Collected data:
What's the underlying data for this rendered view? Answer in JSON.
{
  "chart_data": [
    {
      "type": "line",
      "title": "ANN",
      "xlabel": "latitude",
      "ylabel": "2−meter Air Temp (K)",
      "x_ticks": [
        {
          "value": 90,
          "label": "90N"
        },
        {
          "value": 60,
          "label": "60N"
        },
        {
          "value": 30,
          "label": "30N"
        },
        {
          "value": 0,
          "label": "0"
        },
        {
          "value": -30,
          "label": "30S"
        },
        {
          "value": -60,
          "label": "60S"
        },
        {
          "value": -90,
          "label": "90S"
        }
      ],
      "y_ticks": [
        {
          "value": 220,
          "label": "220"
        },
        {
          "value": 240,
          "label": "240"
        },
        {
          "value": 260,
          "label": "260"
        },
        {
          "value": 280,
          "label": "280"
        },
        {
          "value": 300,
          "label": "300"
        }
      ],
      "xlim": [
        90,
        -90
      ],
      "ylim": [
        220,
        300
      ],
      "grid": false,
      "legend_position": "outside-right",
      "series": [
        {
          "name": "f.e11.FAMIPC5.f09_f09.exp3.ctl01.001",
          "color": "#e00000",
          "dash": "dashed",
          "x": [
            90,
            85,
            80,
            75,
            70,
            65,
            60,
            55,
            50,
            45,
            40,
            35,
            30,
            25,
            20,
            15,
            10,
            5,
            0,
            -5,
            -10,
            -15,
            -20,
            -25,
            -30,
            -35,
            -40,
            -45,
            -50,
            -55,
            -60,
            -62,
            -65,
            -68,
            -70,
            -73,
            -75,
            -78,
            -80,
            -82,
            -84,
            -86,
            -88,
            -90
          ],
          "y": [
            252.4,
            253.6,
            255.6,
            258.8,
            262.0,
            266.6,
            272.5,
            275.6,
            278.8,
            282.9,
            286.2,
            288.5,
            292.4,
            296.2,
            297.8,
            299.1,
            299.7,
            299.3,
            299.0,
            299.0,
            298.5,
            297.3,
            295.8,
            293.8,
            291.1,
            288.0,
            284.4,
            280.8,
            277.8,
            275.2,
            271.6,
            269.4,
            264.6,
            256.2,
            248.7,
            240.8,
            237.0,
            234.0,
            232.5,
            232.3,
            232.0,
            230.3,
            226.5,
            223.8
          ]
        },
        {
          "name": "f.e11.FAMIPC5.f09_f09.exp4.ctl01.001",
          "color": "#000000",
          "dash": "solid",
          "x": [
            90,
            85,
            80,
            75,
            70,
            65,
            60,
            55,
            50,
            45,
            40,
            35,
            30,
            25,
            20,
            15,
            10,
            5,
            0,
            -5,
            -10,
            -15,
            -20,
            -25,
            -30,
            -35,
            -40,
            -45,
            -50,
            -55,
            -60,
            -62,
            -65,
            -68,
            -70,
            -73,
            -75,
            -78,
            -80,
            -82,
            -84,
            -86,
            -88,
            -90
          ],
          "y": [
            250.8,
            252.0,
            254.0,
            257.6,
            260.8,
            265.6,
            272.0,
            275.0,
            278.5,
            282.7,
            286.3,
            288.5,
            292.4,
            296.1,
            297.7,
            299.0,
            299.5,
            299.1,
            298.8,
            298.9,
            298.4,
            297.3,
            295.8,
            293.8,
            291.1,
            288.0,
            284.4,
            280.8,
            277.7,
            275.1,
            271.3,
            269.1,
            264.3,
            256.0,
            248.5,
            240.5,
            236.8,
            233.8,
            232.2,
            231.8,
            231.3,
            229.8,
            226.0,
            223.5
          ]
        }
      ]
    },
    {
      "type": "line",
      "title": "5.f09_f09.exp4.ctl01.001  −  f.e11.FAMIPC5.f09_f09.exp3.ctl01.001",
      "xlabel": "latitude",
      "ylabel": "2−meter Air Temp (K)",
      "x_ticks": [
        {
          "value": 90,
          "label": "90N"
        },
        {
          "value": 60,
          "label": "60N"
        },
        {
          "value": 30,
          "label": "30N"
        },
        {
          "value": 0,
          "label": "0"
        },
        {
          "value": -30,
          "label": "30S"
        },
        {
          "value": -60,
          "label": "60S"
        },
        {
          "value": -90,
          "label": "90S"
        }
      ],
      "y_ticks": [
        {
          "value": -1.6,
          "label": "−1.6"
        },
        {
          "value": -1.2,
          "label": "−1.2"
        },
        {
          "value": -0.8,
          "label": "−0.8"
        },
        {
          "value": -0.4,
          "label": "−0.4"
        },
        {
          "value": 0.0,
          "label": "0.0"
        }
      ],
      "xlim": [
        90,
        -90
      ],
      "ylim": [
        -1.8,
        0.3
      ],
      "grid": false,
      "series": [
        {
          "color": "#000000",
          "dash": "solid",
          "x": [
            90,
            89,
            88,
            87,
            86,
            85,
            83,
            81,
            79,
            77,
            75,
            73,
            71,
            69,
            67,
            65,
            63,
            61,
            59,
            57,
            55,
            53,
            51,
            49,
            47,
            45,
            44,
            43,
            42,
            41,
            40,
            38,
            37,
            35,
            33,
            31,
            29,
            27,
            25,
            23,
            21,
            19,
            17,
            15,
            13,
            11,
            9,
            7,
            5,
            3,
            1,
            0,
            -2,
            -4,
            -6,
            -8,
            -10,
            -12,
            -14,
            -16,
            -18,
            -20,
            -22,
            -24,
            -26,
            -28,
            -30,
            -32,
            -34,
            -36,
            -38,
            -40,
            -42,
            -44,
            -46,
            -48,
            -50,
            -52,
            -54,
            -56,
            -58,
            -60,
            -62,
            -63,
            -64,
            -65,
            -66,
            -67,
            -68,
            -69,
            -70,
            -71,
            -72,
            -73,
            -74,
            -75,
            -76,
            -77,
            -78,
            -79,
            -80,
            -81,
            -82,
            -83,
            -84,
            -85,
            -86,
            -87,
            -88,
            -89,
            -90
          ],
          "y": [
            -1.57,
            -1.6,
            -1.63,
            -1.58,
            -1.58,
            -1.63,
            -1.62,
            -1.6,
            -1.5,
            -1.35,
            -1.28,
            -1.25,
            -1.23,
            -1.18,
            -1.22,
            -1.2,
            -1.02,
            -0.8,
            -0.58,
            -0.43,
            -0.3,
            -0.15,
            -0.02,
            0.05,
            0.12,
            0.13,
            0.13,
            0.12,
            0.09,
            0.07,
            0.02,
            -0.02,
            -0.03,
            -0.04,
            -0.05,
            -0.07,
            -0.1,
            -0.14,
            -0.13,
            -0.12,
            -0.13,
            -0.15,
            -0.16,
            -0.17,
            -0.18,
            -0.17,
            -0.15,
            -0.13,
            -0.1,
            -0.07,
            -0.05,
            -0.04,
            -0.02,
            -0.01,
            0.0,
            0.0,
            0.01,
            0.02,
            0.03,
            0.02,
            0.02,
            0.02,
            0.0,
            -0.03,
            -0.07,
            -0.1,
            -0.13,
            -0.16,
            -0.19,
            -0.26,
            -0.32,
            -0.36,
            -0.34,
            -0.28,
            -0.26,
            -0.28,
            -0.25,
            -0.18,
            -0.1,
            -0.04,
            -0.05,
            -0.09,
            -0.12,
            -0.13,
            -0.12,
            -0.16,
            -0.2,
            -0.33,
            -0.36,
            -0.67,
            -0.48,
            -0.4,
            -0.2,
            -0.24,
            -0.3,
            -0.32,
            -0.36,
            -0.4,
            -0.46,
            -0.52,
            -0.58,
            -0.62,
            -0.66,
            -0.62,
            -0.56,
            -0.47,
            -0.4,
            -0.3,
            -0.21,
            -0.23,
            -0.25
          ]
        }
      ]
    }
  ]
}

### [Exercise goal]
Print again each line of the listing above, exactly as it appears.

### [Task result]
What's the underlying data for this rendered view? Answer in JSON.
{
  "chart_data": [
    {
      "type": "line",
      "title": "ANN",
      "xlabel": "latitude",
      "ylabel": "2−meter Air Temp (K)",
      "x_ticks": [
        {
          "value": 90,
          "label": "90N"
        },
        {
          "value": 60,
          "label": "60N"
        },
        {
          "value": 30,
          "label": "30N"
        },
        {
          "value": 0,
          "label": "0"
        },
        {
          "value": -30,
          "label": "30S"
        },
        {
          "value": -60,
          "label": "60S"
        },
        {
          "value": -90,
          "label": "90S"
        }
      ],
      "y_ticks": [
        {
          "value": 220,
          "label": "220"
        },
        {
          "value": 240,
          "label": "240"
        },
        {
          "value": 260,
          "label": "260"
        },
        {
          "value": 280,
          "label": "280"
        },
        {
          "value": 300,
          "label": "300"
        }
      ],
      "xlim": [
        90,
        -90
      ],
      "ylim": [
        220,
        300
      ],
      "grid": false,
      "legend_position": "outside-right",
      "series": [
        {
          "name": "f.e11.FAMIPC5.f09_f09.exp3.ctl01.001",
          "color": "#e00000",
          "dash": "dashed",
          "x": [
            90,
            85,
            80,
            75,
            70,
            65,
            60,
            55,
            50,
            45,
            40,
            35,
            30,
            25,
            20,
            15,
            10,
            5,
            0,
            -5,
            -10,
            -15,
            -20,
            -25,
            -30,
            -35,
            -40,
            -45,
            -50,
            -55,
            -60,
            -62,
            -65,
            -68,
            -70,
            -73,
            -75,
            -78,
            -80,
            -82,
            -84,
            -86,
            -88,
            -90
          ],
          "y": [
            252.4,
            253.6,
            255.6,
            258.8,
            262.0,
            266.6,
            272.5,
            275.6,
            278.8,
            282.9,
            286.2,
            288.5,
            292.4,
            296.2,
            297.8,
            299.1,
            299.7,
            299.3,
            299.0,
            299.0,
            298.5,
            297.3,
            295.8,
            293.8,
            291.1,
            288.0,
            284.4,
            280.8,
            277.8,
            275.2,
            271.6,
            269.4,
            264.6,
            256.2,
            248.7,
            240.8,
            237.0,
            234.0,
            232.5,
            232.3,
            232.0,
            230.3,
            226.5,
            223.8
          ]
        },
        {
          "name": "f.e11.FAMIPC5.f09_f09.exp4.ctl01.001",
          "color": "#000000",
          "dash": "solid",
          "x": [
            90,
            85,
            80,
            75,
            70,
            65,
            60,
            55,
            50,
            45,
            40,
            35,
            30,
            25,
            20,
            15,
            10,
            5,
            0,
            -5,
            -10,
            -15,
            -20,
            -25,
            -30,
            -35,
            -40,
            -45,
            -50,
            -55,
            -60,
            -62,
            -65,
            -68,
            -70,
            -73,
            -75,
            -78,
            -80,
            -82,
            -84,
            -86,
            -88,
            -90
          ],
          "y": [
            250.8,
            252.0,
            254.0,
            257.6,
            260.8,
            265.6,
            272.0,
            275.0,
            278.5,
            282.7,
            286.3,
            288.5,
            292.4,
            296.1,
            297.7,
            299.0,
            299.5,
            299.1,
            298.8,
            298.9,
            298.4,
            297.3,
            295.8,
            293.8,
            291.1,
            288.0,
            284.4,
            280.8,
            277.7,
            275.1,
            271.3,
            269.1,
            264.3,
            256.0,
            248.5,
            240.5,
            236.8,
            233.8,
            232.2,
            231.8,
            231.3,
            229.8,
            226.0,
            223.5
          ]
        }
      ]
    },
    {
      "type": "line",
      "title": "5.f09_f09.exp4.ctl01.001  −  f.e11.FAMIPC5.f09_f09.exp3.ctl01.001",
      "xlabel": "latitude",
      "ylabel": "2−meter Air Temp (K)",
      "x_ticks": [
        {
          "value": 90,
          "label": "90N"
        },
        {
          "value": 60,
          "label": "60N"
        },
        {
          "value": 30,
          "label": "30N"
        },
        {
          "value": 0,
          "label": "0"
        },
        {
          "value": -30,
          "label": "30S"
        },
        {
          "value": -60,
          "label": "60S"
        },
        {
          "value": -90,
          "label": "90S"
        }
      ],
      "y_ticks": [
        {
          "value": -1.6,
          "label": "−1.6"
        },
        {
          "value": -1.2,
          "label": "−1.2"
        },
        {
          "value": -0.8,
          "label": "−0.8"
        },
        {
          "value": -0.4,
          "label": "−0.4"
        },
        {
          "value": 0.0,
          "label": "0.0"
        }
      ],
      "xlim": [
        90,
        -90
      ],
      "ylim": [
        -1.8,
        0.3
      ],
      "grid": false,
      "series": [
        {
          "color": "#000000",
          "dash": "solid",
          "x": [
            90,
            89,
            88,
            87,
            86,
            85,
            83,
            81,
            79,
            77,
            75,
            73,
            71,
            69,
            67,
            65,
            63,
            61,
            59,
            57,
            55,
            53,
            51,
            49,
            47,
            45,
            44,
            43,
            42,
            41,
            40,
            38,
            37,
            35,
            33,
            31,
            29,
            27,
            25,
            23,
            21,
            19,
            17,
            15,
            13,
            11,
            9,
            7,
            5,
            3,
            1,
            0,
            -2,
            -4,
            -6,
            -8,
            -10,
            -12,
            -14,
            -16,
            -18,
            -20,
            -22,
            -24,
            -26,
            -28,
            -30,
            -32,
            -34,
            -36,
            -38,
            -40,
            -42,
            -44,
            -46,
            -48,
            -50,
            -52,
            -54,
            -56,
            -58,
            -60,
            -62,
            -63,
            -64,
            -65,
            -66,
            -67,
            -68,
            -69,
            -70,
            -71,
            -72,
            -73,
            -74,
            -75,
            -76,
            -77,
            -78,
            -79,
            -80,
            -81,
            -82,
            -83,
            -84,
            -85,
            -86,
            -87,
            -88,
            -89,
            -90
          ],
          "y": [
            -1.57,
            -1.6,
            -1.63,
            -1.58,
            -1.58,
            -1.63,
            -1.62,
            -1.6,
            -1.5,
            -1.35,
            -1.28,
            -1.25,
            -1.23,
            -1.18,
            -1.22,
            -1.2,
            -1.02,
            -0.8,
            -0.58,
            -0.43,
            -0.3,
            -0.15,
            -0.02,
            0.05,
            0.12,
            0.13,
            0.13,
            0.12,
            0.09,
            0.07,
            0.02,
            -0.02,
            -0.03,
            -0.04,
            -0.05,
            -0.07,
            -0.1,
            -0.14,
            -0.13,
            -0.12,
            -0.13,
            -0.15,
            -0.16,
            -0.17,
            -0.18,
            -0.17,
            -0.15,
            -0.13,
            -0.1,
            -0.07,
            -0.05,
            -0.04,
            -0.02,
            -0.01,
            0.0,
            0.0,
            0.01,
            0.02,
            0.03,
            0.02,
            0.02,
            0.02,
            0.0,
            -0.03,
            -0.07,
            -0.1,
            -0.13,
            -0.16,
            -0.19,
            -0.26,
            -0.32,
            -0.36,
            -0.34,
            -0.28,
            -0.26,
            -0.28,
            -0.25,
            -0.18,
            -0.1,
            -0.04,
            -0.05,
            -0.09,
            -0.12,
            -0.13,
            -0.12,
            -0.16,
            -0.2,
            -0.33,
            -0.36,
            -0.67,
            -0.48,
            -0.4,
            -0.2,
            -0.24,
            -0.3,
            -0.32,
            -0.36,
            -0.4,
            -0.46,
            -0.52,
            -0.58,
            -0.62,
            -0.66,
            -0.62,
            -0.56,
            -0.47,
            -0.4,
            -0.3,
            -0.21,
            -0.23,
            -0.25
          ]
        }
      ]
    }
  ]
}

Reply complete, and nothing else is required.